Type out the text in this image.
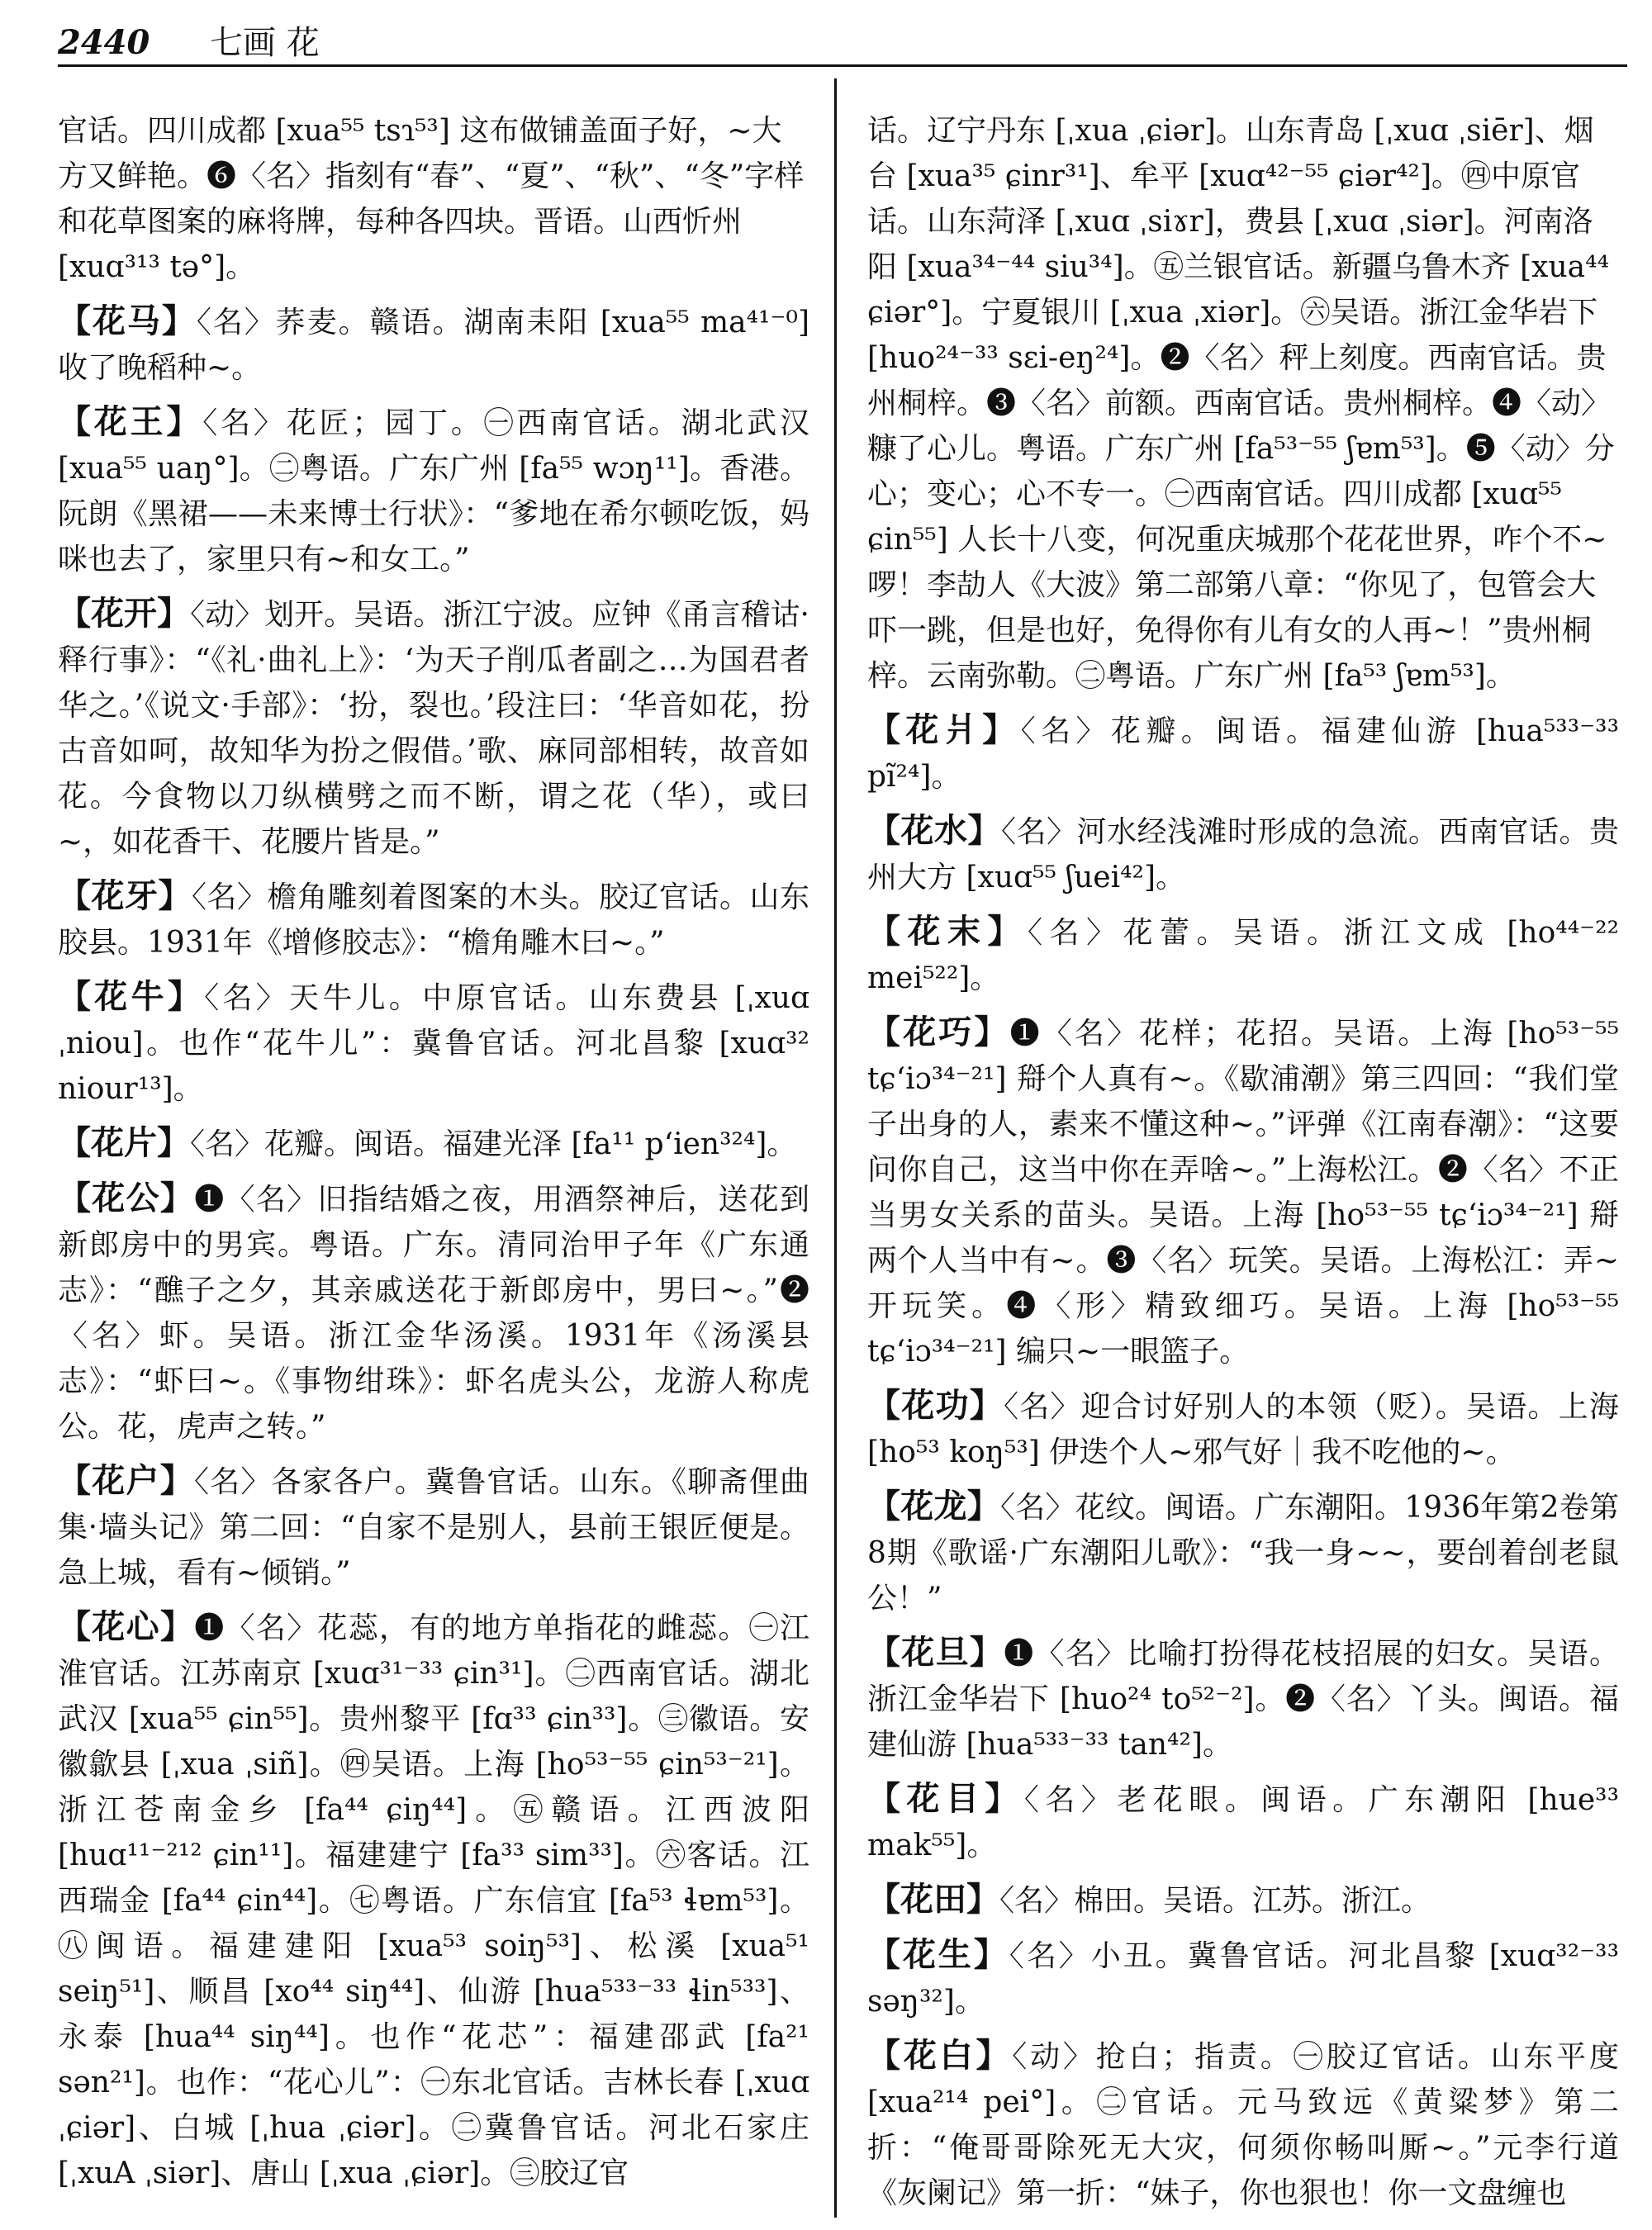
2440 七画 花

官话。四川成都 [xua⁵⁵ tsɿ⁵³] 这布做铺盖面子好，~大方又鲜艳。❻〈名〉指刻有“春”、“夏”、“秋”、“冬”字样和花草图案的麻将牌，每种各四块。晋语。山西忻州 [xuɑ³¹³ tə°]。

【花马】〈名〉荞麦。赣语。湖南耒阳 [xua⁵⁵ ma⁴¹⁻⁰] 收了晚稻种~。

【花王】〈名〉花匠；园丁。㊀西南官话。湖北武汉 [xua⁵⁵ uaŋ°]。㊁粤语。广东广州 [fa⁵⁵ wɔŋ¹¹]。香港。阮朗《黑裙——未来博士行状》：“爹地在希尔顿吃饭，妈咪也去了，家里只有~和女工。”

【花开】〈动〉划开。吴语。浙江宁波。应钟《甬言稽诂·释行事》：“《礼·曲礼上》：‘为天子削瓜者副之…为国君者华之。’《说文·手部》：‘扮，裂也。’段注曰：‘华音如花，扮古音如呵，故知华为扮之假借。’歌、麻同部相转，故音如花。今食物以刀纵横劈之而不断，谓之花（华），或曰~，如花香干、花腰片皆是。”

【花牙】〈名〉檐角雕刻着图案的木头。胶辽官话。山东胶县。1931年《增修胶志》：“檐角雕木曰~。”

【花牛】〈名〉天牛儿。中原官话。山东费县 [ˌxuɑ ˌniou]。也作“花牛儿”：冀鲁官话。河北昌黎 [xuɑ³² niour¹³]。

【花片】〈名〉花瓣。闽语。福建光泽 [fa¹¹ pʻien³²⁴]。

【花公】❶〈名〉旧指结婚之夜，用酒祭神后，送花到新郎房中的男宾。粤语。广东。清同治甲子年《广东通志》：“醮子之夕，其亲戚送花于新郎房中，男曰~。”❷〈名〉虾。吴语。浙江金华汤溪。1931年《汤溪县志》：“虾曰~。《事物绀珠》：虾名虎头公，龙游人称虎公。花，虎声之转。”

【花户】〈名〉各家各户。冀鲁官话。山东。《聊斋俚曲集·墙头记》第二回：“自家不是别人，县前王银匠便是。急上城，看有~倾销。”

【花心】❶〈名〉花蕊，有的地方单指花的雌蕊。㊀江淮官话。江苏南京 [xuɑ³¹⁻³³ ɕin³¹]。㊁西南官话。湖北武汉 [xua⁵⁵ ɕin⁵⁵]。贵州黎平 [fɑ³³ ɕin³³]。㊂徽语。安徽歙县 [ˌxua ˌsiñ]。㊃吴语。上海 [ho⁵³⁻⁵⁵ ɕin⁵³⁻²¹]。浙江苍南金乡 [fa⁴⁴ ɕiŋ⁴⁴]。㊄赣语。江西波阳 [huɑ¹¹⁻²¹² ɕin¹¹]。福建建宁 [fa³³ sim³³]。㊅客话。江西瑞金 [fa⁴⁴ ɕin⁴⁴]。㊆粤语。广东信宜 [fa⁵³ ɬɐm⁵³]。㊇闽语。福建建阳 [xua⁵³ soiŋ⁵³]、松溪 [xua⁵¹ seiŋ⁵¹]、顺昌 [xo⁴⁴ siŋ⁴⁴]、仙游 [hua⁵³³⁻³³ ɬin⁵³³]、永泰 [hua⁴⁴ siŋ⁴⁴]。也作“花芯”：福建邵武 [fa²¹ sən²¹]。也作：“花心儿”：㊀东北官话。吉林长春 [ˌxuɑ ˌɕiər]、白城 [ˌhua ˌɕiər]。㊁冀鲁官话。河北石家庄 [ˌxuA ˌsiər]、唐山 [ˌxua ˌɕiər]。㊂胶辽官

话。辽宁丹东 [ˌxua ˌɕiər]。山东青岛 [ˌxuɑ ˌsiēr]、烟台 [xua³⁵ ɕinr³¹]、牟平 [xuɑ⁴²⁻⁵⁵ ɕiər⁴²]。㊃中原官话。山东菏泽 [ˌxuɑ ˌsiɤr]，费县 [ˌxuɑ ˌsiər]。河南洛阳 [xua³⁴⁻⁴⁴ siu³⁴]。㊄兰银官话。新疆乌鲁木齐 [xua⁴⁴ ɕiər°]。宁夏银川 [ˌxua ˌxiər]。㊅吴语。浙江金华岩下 [huo²⁴⁻³³ sɛi-eŋ²⁴]。❷〈名〉秤上刻度。西南官话。贵州桐梓。❸〈名〉前额。西南官话。贵州桐梓。❹〈动〉糠了心儿。粤语。广东广州 [fa⁵³⁻⁵⁵ ʃɐm⁵³]。❺〈动〉分心；变心；心不专一。㊀西南官话。四川成都 [xuɑ⁵⁵ ɕin⁵⁵] 人长十八变，何况重庆城那个花花世界，咋个不~啰！李劼人《大波》第二部第八章：“你见了，包管会大吓一跳，但是也好，免得你有儿有女的人再~！”贵州桐梓。云南弥勒。㊁粤语。广东广州 [fa⁵³ ʃɐm⁵³]。

【花爿】〈名〉花瓣。闽语。福建仙游 [hua⁵³³⁻³³ pĩ²⁴]。

【花水】〈名〉河水经浅滩时形成的急流。西南官话。贵州大方 [xuɑ⁵⁵ ʃuei⁴²]。

【花末】〈名〉花蕾。吴语。浙江文成 [ho⁴⁴⁻²² mei⁵²²]。

【花巧】❶〈名〉花样；花招。吴语。上海 [ho⁵³⁻⁵⁵ tɕʻiɔ³⁴⁻²¹] 搿个人真有~。《歇浦潮》第三四回：“我们堂子出身的人，素来不懂这种~。”评弹《江南春潮》：“这要问你自己，这当中你在弄啥~。”上海松江。❷〈名〉不正当男女关系的苗头。吴语。上海 [ho⁵³⁻⁵⁵ tɕʻiɔ³⁴⁻²¹] 搿两个人当中有~。❸〈名〉玩笑。吴语。上海松江：弄~开玩笑。❹〈形〉精致细巧。吴语。上海 [ho⁵³⁻⁵⁵ tɕʻiɔ³⁴⁻²¹] 编只~一眼篮子。

【花功】〈名〉迎合讨好别人的本领（贬）。吴语。上海 [ho⁵³ koŋ⁵³] 伊迭个人~邪气好｜我不吃他的~。

【花龙】〈名〉花纹。闽语。广东潮阳。1936年第2卷第8期《歌谣·广东潮阳儿歌》：“我一身~~，要刣着刣老鼠公！”

【花旦】❶〈名〉比喻打扮得花枝招展的妇女。吴语。浙江金华岩下 [huo²⁴ to⁵²⁻²]。❷〈名〉丫头。闽语。福建仙游 [hua⁵³³⁻³³ tan⁴²]。

【花目】〈名〉老花眼。闽语。广东潮阳 [hue³³ mak⁵⁵]。

【花田】〈名〉棉田。吴语。江苏。浙江。

【花生】〈名〉小丑。冀鲁官话。河北昌黎 [xuɑ³²⁻³³ səŋ³²]。

【花白】〈动〉抢白；指责。㊀胶辽官话。山东平度 [xua²¹⁴ pei°]。㊁官话。元马致远《黄粱梦》第二折：“俺哥哥除死无大灾，何须你畅叫厮~。”元李行道《灰阑记》第一折：“妹子，你也狠也！你一文盘缠也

(Requirement)
Generate a word-for-word copy of the preceding records, excluding all pictures.

(Response to the exercise)
Type out the text in this image.
2440 七画 花

官话。四川成都 [xua⁵⁵ tsɿ⁵³] 这布做铺盖面子好，~大方又鲜艳。❻〈名〉指刻有“春”、“夏”、“秋”、“冬”字样和花草图案的麻将牌，每种各四块。晋语。山西忻州 [xuɑ³¹³ tə°]。

【花马】〈名〉荞麦。赣语。湖南耒阳 [xua⁵⁵ ma⁴¹⁻⁰] 收了晚稻种~。

【花王】〈名〉花匠；园丁。㊀西南官话。湖北武汉 [xua⁵⁵ uaŋ°]。㊁粤语。广东广州 [fa⁵⁵ wɔŋ¹¹]。香港。阮朗《黑裙——未来博士行状》：“爹地在希尔顿吃饭，妈咪也去了，家里只有~和女工。”

【花开】〈动〉划开。吴语。浙江宁波。应钟《甬言稽诂·释行事》：“《礼·曲礼上》：‘为天子削瓜者副之…为国君者华之。’《说文·手部》：‘扮，裂也。’段注曰：‘华音如花，扮古音如呵，故知华为扮之假借。’歌、麻同部相转，故音如花。今食物以刀纵横劈之而不断，谓之花（华），或曰~，如花香干、花腰片皆是。”

【花牙】〈名〉檐角雕刻着图案的木头。胶辽官话。山东胶县。1931年《增修胶志》：“檐角雕木曰~。”

【花牛】〈名〉天牛儿。中原官话。山东费县 [ˌxuɑ ˌniou]。也作“花牛儿”：冀鲁官话。河北昌黎 [xuɑ³² niour¹³]。

【花片】〈名〉花瓣。闽语。福建光泽 [fa¹¹ pʻien³²⁴]。

【花公】❶〈名〉旧指结婚之夜，用酒祭神后，送花到新郎房中的男宾。粤语。广东。清同治甲子年《广东通志》：“醮子之夕，其亲戚送花于新郎房中，男曰~。”❷〈名〉虾。吴语。浙江金华汤溪。1931年《汤溪县志》：“虾曰~。《事物绀珠》：虾名虎头公，龙游人称虎公。花，虎声之转。”

【花户】〈名〉各家各户。冀鲁官话。山东。《聊斋俚曲集·墙头记》第二回：“自家不是别人，县前王银匠便是。急上城，看有~倾销。”

【花心】❶〈名〉花蕊，有的地方单指花的雌蕊。㊀江淮官话。江苏南京 [xuɑ³¹⁻³³ ɕin³¹]。㊁西南官话。湖北武汉 [xua⁵⁵ ɕin⁵⁵]。贵州黎平 [fɑ³³ ɕin³³]。㊂徽语。安徽歙县 [ˌxua ˌsiñ]。㊃吴语。上海 [ho⁵³⁻⁵⁵ ɕin⁵³⁻²¹]。浙江苍南金乡 [fa⁴⁴ ɕiŋ⁴⁴]。㊄赣语。江西波阳 [huɑ¹¹⁻²¹² ɕin¹¹]。福建建宁 [fa³³ sim³³]。㊅客话。江西瑞金 [fa⁴⁴ ɕin⁴⁴]。㊆粤语。广东信宜 [fa⁵³ ɬɐm⁵³]。㊇闽语。福建建阳 [xua⁵³ soiŋ⁵³]、松溪 [xua⁵¹ seiŋ⁵¹]、顺昌 [xo⁴⁴ siŋ⁴⁴]、仙游 [hua⁵³³⁻³³ ɬin⁵³³]、永泰 [hua⁴⁴ siŋ⁴⁴]。也作“花芯”：福建邵武 [fa²¹ sən²¹]。也作：“花心儿”：㊀东北官话。吉林长春 [ˌxuɑ ˌɕiər]、白城 [ˌhua ˌɕiər]。㊁冀鲁官话。河北石家庄 [ˌxuA ˌsiər]、唐山 [ˌxua ˌɕiər]。㊂胶辽官

话。辽宁丹东 [ˌxua ˌɕiər]。山东青岛 [ˌxuɑ ˌsiēr]、烟台 [xua³⁵ ɕinr³¹]、牟平 [xuɑ⁴²⁻⁵⁵ ɕiər⁴²]。㊃中原官话。山东菏泽 [ˌxuɑ ˌsiɤr]，费县 [ˌxuɑ ˌsiər]。河南洛阳 [xua³⁴⁻⁴⁴ siu³⁴]。㊄兰银官话。新疆乌鲁木齐 [xua⁴⁴ ɕiər°]。宁夏银川 [ˌxua ˌxiər]。㊅吴语。浙江金华岩下 [huo²⁴⁻³³ sɛi-eŋ²⁴]。❷〈名〉秤上刻度。西南官话。贵州桐梓。❸〈名〉前额。西南官话。贵州桐梓。❹〈动〉糠了心儿。粤语。广东广州 [fa⁵³⁻⁵⁵ ʃɐm⁵³]。❺〈动〉分心；变心；心不专一。㊀西南官话。四川成都 [xuɑ⁵⁵ ɕin⁵⁵] 人长十八变，何况重庆城那个花花世界，咋个不~啰！李劼人《大波》第二部第八章：“你见了，包管会大吓一跳，但是也好，免得你有儿有女的人再~！”贵州桐梓。云南弥勒。㊁粤语。广东广州 [fa⁵³ ʃɐm⁵³]。

【花爿】〈名〉花瓣。闽语。福建仙游 [hua⁵³³⁻³³ pĩ²⁴]。

【花水】〈名〉河水经浅滩时形成的急流。西南官话。贵州大方 [xuɑ⁵⁵ ʃuei⁴²]。

【花末】〈名〉花蕾。吴语。浙江文成 [ho⁴⁴⁻²² mei⁵²²]。

【花巧】❶〈名〉花样；花招。吴语。上海 [ho⁵³⁻⁵⁵ tɕʻiɔ³⁴⁻²¹] 搿个人真有~。《歇浦潮》第三四回：“我们堂子出身的人，素来不懂这种~。”评弹《江南春潮》：“这要问你自己，这当中你在弄啥~。”上海松江。❷〈名〉不正当男女关系的苗头。吴语。上海 [ho⁵³⁻⁵⁵ tɕʻiɔ³⁴⁻²¹] 搿两个人当中有~。❸〈名〉玩笑。吴语。上海松江：弄~开玩笑。❹〈形〉精致细巧。吴语。上海 [ho⁵³⁻⁵⁵ tɕʻiɔ³⁴⁻²¹] 编只~一眼篮子。

【花功】〈名〉迎合讨好别人的本领（贬）。吴语。上海 [ho⁵³ koŋ⁵³] 伊迭个人~邪气好｜我不吃他的~。

【花龙】〈名〉花纹。闽语。广东潮阳。1936年第2卷第8期《歌谣·广东潮阳儿歌》：“我一身~~，要刣着刣老鼠公！”

【花旦】❶〈名〉比喻打扮得花枝招展的妇女。吴语。浙江金华岩下 [huo²⁴ to⁵²⁻²]。❷〈名〉丫头。闽语。福建仙游 [hua⁵³³⁻³³ tan⁴²]。

【花目】〈名〉老花眼。闽语。广东潮阳 [hue³³ mak⁵⁵]。

【花田】〈名〉棉田。吴语。江苏。浙江。

【花生】〈名〉小丑。冀鲁官话。河北昌黎 [xuɑ³²⁻³³ səŋ³²]。

【花白】〈动〉抢白；指责。㊀胶辽官话。山东平度 [xua²¹⁴ pei°]。㊁官话。元马致远《黄粱梦》第二折：“俺哥哥除死无大灾，何须你畅叫厮~。”元李行道《灰阑记》第一折：“妹子，你也狠也！你一文盘缠也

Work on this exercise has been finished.